* [What you should do] What lines below include the string "this"? Pick them out and copy them.

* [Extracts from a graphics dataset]
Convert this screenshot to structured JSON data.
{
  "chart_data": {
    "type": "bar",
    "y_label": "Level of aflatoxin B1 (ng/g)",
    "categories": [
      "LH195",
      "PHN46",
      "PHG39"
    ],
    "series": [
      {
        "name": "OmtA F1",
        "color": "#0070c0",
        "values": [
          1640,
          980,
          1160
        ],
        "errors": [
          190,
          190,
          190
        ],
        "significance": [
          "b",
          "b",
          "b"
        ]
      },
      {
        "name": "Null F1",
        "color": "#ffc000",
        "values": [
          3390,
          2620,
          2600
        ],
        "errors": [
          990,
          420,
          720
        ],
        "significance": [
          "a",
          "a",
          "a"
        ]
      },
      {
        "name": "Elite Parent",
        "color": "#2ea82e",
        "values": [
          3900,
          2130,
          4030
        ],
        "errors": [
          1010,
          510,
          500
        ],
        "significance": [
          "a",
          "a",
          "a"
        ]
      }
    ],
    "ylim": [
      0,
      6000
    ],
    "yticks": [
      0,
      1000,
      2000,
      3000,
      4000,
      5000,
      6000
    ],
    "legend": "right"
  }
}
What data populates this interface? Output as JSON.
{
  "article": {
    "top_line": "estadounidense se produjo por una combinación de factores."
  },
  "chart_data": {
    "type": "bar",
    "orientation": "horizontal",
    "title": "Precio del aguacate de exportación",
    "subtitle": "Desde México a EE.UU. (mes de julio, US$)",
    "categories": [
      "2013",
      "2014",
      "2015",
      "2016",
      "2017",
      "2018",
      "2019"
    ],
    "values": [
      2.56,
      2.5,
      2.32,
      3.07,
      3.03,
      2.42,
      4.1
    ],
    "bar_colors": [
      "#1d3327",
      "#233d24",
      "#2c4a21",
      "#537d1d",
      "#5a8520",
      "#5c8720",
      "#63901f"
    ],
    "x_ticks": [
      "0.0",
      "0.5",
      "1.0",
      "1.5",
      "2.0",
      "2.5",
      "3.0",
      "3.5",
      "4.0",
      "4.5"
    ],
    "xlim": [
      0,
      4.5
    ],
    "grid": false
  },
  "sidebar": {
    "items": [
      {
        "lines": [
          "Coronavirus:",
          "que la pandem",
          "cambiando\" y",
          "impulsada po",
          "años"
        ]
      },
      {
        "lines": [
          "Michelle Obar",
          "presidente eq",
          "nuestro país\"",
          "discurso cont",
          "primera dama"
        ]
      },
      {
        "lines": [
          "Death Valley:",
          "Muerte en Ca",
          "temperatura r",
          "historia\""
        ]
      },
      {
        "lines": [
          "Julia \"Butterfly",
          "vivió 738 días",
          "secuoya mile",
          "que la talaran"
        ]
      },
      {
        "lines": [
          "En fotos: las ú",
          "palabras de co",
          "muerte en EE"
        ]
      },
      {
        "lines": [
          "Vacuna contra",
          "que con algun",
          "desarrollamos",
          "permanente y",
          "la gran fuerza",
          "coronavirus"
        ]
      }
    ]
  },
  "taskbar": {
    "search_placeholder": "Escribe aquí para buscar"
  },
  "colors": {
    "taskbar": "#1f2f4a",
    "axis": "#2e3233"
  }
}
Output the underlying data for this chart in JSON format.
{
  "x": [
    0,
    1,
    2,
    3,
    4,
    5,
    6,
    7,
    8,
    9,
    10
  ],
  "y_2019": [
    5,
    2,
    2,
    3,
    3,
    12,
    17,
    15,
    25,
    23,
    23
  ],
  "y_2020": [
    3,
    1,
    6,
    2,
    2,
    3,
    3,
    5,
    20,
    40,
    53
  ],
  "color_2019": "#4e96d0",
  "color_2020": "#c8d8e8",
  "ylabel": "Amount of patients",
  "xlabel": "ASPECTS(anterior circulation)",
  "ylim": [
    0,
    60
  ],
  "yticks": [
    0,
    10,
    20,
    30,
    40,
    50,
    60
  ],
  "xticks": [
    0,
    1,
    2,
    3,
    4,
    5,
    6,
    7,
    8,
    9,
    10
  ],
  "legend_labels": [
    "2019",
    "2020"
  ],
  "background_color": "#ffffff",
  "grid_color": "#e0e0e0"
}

* [Problem solution]
Convert this screenshot to structured JSON data.
What data populates this interface? Output as JSON.
Output the underlying data for this chart in JSON format.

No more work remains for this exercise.